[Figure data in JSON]
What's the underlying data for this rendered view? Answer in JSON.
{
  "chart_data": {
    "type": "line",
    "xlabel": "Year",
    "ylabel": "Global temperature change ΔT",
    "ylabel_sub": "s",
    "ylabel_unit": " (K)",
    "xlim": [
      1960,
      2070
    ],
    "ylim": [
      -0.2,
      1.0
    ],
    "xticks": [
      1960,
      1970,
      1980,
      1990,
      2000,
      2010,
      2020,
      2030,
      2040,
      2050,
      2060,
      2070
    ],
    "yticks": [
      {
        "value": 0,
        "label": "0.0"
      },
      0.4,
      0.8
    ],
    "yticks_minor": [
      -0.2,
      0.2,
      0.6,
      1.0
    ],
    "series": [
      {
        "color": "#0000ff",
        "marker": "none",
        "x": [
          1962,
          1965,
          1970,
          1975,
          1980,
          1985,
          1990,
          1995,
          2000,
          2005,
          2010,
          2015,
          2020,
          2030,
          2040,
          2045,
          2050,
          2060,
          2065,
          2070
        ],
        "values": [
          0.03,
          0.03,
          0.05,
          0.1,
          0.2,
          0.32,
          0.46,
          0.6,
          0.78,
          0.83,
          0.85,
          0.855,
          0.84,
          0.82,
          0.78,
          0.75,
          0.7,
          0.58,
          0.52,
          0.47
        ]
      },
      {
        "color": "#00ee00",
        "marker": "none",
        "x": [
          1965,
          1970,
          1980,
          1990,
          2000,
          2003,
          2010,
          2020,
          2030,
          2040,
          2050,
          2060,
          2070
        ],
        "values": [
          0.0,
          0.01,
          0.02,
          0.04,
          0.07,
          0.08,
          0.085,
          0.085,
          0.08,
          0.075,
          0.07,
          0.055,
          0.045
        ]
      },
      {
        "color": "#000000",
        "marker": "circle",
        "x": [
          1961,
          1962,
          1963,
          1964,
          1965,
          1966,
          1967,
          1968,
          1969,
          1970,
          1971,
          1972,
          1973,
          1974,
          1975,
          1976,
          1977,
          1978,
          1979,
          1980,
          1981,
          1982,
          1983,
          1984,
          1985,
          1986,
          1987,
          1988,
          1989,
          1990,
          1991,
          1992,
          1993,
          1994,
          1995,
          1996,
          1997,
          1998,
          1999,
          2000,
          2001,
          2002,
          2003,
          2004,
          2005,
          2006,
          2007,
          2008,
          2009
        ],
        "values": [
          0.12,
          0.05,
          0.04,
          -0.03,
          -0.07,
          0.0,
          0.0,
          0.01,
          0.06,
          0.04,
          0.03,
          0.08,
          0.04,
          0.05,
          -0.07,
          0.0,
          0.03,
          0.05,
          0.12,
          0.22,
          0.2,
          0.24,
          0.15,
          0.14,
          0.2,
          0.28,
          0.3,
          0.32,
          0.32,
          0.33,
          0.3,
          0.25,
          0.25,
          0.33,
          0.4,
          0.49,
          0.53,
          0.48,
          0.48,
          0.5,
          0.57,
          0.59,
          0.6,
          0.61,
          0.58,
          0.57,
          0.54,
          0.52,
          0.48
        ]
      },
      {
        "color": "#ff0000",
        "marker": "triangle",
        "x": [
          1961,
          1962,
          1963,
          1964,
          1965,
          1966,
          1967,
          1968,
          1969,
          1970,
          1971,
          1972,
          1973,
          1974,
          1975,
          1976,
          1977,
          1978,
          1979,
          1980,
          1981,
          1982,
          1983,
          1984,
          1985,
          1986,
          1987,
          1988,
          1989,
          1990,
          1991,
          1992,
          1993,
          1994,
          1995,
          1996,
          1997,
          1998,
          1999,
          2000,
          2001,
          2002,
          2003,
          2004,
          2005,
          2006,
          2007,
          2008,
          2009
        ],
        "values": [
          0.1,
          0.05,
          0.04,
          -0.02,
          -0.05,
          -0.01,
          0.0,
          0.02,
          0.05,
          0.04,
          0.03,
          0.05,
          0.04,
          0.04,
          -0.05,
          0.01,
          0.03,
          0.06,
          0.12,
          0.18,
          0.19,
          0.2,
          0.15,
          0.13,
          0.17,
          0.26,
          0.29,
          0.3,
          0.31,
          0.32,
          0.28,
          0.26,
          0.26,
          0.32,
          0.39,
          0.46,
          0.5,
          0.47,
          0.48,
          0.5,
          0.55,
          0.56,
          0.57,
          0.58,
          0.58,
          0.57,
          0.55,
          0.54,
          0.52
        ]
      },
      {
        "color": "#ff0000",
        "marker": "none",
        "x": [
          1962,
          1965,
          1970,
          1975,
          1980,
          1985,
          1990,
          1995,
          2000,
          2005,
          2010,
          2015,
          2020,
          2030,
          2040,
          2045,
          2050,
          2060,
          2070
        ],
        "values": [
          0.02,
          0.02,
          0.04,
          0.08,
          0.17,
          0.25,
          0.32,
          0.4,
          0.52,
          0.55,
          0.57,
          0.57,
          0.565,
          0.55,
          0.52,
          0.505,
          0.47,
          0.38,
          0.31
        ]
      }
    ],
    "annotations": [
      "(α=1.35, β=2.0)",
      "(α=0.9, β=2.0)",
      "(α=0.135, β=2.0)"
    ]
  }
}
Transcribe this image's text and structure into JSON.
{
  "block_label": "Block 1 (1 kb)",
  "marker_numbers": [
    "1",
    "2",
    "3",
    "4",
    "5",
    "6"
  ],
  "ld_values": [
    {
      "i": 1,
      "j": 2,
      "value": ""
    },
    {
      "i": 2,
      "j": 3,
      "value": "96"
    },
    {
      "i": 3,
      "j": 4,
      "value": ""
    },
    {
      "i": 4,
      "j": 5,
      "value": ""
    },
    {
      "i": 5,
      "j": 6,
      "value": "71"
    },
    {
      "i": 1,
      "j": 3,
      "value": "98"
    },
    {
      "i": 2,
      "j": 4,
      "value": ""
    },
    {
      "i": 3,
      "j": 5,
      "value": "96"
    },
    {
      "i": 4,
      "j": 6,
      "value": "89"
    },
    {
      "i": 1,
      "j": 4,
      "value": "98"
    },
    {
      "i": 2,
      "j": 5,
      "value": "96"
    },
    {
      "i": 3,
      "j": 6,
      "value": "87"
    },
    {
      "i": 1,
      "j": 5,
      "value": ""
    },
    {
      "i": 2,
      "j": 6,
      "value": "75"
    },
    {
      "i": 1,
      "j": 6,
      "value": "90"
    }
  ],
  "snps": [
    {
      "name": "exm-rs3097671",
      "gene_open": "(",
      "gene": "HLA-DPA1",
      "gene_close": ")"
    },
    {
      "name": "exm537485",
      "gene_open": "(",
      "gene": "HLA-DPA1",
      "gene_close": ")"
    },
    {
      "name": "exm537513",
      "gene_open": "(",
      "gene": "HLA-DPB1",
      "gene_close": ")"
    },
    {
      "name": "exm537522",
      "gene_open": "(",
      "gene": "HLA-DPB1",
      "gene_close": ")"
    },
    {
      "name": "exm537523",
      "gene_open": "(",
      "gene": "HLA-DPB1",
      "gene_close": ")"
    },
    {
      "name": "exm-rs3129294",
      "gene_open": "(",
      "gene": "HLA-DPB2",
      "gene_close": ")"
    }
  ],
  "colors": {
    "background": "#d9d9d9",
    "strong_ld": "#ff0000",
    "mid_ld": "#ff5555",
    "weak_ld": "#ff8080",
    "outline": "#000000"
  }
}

Stated task
In the listing above, how many lines include the word "this"? Answer with the number and nothing more.

Task result
2